WHAT IS BEING ASKED>
Pull each line holding "Cloner" out of the entries below.

[Dataset records]

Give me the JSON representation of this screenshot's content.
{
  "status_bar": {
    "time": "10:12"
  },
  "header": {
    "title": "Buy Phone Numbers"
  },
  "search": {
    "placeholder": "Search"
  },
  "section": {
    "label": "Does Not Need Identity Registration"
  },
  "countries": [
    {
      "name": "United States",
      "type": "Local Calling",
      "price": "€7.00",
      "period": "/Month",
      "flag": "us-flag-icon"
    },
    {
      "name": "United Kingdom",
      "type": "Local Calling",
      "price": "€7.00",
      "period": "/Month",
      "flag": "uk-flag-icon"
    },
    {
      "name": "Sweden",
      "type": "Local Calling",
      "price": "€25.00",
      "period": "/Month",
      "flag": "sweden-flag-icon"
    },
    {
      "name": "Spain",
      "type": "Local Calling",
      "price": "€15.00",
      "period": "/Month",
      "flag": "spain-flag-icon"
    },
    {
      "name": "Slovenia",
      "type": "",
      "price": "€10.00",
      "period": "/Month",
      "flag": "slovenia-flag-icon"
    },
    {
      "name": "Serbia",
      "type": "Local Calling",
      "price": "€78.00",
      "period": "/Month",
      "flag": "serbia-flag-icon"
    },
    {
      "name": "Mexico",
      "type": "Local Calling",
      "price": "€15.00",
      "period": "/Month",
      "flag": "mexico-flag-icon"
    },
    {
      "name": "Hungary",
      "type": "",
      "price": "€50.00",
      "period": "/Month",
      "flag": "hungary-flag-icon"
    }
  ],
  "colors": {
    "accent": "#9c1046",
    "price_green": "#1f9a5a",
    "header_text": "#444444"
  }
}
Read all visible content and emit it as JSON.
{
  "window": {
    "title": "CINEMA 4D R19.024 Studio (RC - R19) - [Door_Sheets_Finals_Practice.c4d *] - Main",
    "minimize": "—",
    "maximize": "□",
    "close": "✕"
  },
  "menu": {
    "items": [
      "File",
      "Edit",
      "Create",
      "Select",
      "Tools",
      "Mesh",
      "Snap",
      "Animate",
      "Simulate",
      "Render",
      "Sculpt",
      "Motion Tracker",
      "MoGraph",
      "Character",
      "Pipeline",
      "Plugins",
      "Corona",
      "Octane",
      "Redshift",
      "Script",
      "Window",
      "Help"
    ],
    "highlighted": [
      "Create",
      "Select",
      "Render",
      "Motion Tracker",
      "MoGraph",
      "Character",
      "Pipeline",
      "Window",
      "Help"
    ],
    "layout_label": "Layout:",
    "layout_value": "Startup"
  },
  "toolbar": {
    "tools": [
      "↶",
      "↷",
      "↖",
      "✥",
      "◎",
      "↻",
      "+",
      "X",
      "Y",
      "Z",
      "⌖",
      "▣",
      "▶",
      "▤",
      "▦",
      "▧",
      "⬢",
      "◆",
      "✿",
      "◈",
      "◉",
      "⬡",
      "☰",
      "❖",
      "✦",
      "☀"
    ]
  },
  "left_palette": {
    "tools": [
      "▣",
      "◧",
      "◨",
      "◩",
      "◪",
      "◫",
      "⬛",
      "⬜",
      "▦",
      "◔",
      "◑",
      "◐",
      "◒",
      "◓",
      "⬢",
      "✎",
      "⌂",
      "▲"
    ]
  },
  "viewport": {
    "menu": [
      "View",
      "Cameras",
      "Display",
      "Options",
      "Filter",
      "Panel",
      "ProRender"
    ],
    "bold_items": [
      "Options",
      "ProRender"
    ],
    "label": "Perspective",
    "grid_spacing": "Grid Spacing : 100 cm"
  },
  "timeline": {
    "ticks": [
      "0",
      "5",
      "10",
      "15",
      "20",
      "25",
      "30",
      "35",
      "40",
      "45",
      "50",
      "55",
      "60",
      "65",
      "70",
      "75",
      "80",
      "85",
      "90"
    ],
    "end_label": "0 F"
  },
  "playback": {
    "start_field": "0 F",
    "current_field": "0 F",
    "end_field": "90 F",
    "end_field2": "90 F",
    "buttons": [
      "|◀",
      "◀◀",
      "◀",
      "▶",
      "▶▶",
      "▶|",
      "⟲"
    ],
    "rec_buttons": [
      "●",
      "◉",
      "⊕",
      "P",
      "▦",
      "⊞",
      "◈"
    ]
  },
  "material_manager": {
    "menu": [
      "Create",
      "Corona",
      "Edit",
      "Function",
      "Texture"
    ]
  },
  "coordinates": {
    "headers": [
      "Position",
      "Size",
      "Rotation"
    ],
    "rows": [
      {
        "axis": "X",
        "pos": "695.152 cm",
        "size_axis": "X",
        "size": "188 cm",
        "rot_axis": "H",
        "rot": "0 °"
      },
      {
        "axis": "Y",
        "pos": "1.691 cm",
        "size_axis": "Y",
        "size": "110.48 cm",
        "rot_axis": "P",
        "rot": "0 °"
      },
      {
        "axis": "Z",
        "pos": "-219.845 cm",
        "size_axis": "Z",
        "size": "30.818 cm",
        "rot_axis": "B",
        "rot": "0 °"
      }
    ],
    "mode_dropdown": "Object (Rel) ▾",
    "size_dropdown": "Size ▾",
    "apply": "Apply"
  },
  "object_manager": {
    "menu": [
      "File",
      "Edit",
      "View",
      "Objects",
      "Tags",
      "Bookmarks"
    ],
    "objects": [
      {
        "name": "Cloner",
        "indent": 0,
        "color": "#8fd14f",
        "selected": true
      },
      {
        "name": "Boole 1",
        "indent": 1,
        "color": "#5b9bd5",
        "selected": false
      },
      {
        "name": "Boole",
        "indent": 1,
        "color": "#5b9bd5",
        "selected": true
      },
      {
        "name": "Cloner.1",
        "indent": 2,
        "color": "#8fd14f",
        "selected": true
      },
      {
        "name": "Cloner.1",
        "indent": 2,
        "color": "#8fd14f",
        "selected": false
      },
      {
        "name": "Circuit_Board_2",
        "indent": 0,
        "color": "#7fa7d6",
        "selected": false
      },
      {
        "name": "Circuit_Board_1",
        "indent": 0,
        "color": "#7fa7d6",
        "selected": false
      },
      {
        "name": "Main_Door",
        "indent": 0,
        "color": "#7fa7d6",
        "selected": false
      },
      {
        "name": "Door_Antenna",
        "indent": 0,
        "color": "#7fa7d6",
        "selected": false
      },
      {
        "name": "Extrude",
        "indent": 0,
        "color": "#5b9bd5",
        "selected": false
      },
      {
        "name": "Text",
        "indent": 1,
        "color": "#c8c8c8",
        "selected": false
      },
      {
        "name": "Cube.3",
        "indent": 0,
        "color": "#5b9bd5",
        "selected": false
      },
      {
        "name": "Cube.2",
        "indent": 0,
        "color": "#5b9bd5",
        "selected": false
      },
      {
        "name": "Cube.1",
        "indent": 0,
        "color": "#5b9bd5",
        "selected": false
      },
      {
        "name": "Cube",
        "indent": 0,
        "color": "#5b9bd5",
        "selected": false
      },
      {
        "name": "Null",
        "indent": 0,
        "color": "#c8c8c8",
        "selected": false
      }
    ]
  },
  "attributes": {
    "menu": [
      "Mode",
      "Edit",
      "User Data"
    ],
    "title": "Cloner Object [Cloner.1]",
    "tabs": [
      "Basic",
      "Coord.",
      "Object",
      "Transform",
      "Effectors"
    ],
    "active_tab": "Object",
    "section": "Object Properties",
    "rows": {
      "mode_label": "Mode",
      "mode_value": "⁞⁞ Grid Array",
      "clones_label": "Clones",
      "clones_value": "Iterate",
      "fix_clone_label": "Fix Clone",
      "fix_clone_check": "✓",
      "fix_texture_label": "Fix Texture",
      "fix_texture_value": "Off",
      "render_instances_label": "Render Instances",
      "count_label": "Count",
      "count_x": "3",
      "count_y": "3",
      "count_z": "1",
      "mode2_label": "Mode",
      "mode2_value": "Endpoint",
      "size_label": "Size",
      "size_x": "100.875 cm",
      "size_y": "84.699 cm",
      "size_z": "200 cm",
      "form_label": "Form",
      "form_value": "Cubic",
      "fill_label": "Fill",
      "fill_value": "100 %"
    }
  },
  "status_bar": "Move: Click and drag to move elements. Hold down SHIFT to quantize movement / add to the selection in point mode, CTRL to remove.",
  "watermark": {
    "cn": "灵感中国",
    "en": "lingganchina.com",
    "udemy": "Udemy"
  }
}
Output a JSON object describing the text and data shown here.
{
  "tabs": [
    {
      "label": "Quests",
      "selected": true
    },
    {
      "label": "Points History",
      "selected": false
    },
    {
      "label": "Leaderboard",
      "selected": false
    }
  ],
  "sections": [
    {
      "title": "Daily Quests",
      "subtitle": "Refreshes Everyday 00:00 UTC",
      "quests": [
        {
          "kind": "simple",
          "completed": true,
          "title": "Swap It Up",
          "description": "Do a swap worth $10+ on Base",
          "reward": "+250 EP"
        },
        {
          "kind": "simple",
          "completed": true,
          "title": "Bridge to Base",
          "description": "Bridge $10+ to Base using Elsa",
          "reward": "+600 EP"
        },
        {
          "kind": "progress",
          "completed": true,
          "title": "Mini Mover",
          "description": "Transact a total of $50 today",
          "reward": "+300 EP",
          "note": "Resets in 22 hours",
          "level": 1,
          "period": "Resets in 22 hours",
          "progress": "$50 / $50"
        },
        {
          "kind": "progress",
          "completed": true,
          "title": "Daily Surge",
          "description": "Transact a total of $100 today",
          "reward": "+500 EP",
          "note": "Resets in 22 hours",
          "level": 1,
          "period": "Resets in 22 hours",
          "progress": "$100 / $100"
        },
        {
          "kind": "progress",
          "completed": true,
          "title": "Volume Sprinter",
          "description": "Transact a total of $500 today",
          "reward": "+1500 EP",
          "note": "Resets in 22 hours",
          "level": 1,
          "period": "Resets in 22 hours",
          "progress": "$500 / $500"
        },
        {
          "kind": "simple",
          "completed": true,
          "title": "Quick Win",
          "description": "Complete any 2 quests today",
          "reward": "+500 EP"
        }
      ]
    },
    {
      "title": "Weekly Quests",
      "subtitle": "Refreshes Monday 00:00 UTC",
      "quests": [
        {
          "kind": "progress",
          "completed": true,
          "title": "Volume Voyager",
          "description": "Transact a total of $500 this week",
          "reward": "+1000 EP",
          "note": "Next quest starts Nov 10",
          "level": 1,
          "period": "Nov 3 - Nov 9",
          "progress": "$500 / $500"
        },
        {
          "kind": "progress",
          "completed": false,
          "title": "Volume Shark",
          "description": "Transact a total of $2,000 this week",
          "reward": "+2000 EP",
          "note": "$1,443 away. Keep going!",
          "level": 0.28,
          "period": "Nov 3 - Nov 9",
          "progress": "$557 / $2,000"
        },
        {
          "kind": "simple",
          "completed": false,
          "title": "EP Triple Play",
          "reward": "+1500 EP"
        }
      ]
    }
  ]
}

SOLUTION FOR THIS EXERCISE>
        "name": "Cloner",
        "name": "Cloner.1",
        "name": "Cloner.1",
    "title": "Cloner Object [Cloner.1]",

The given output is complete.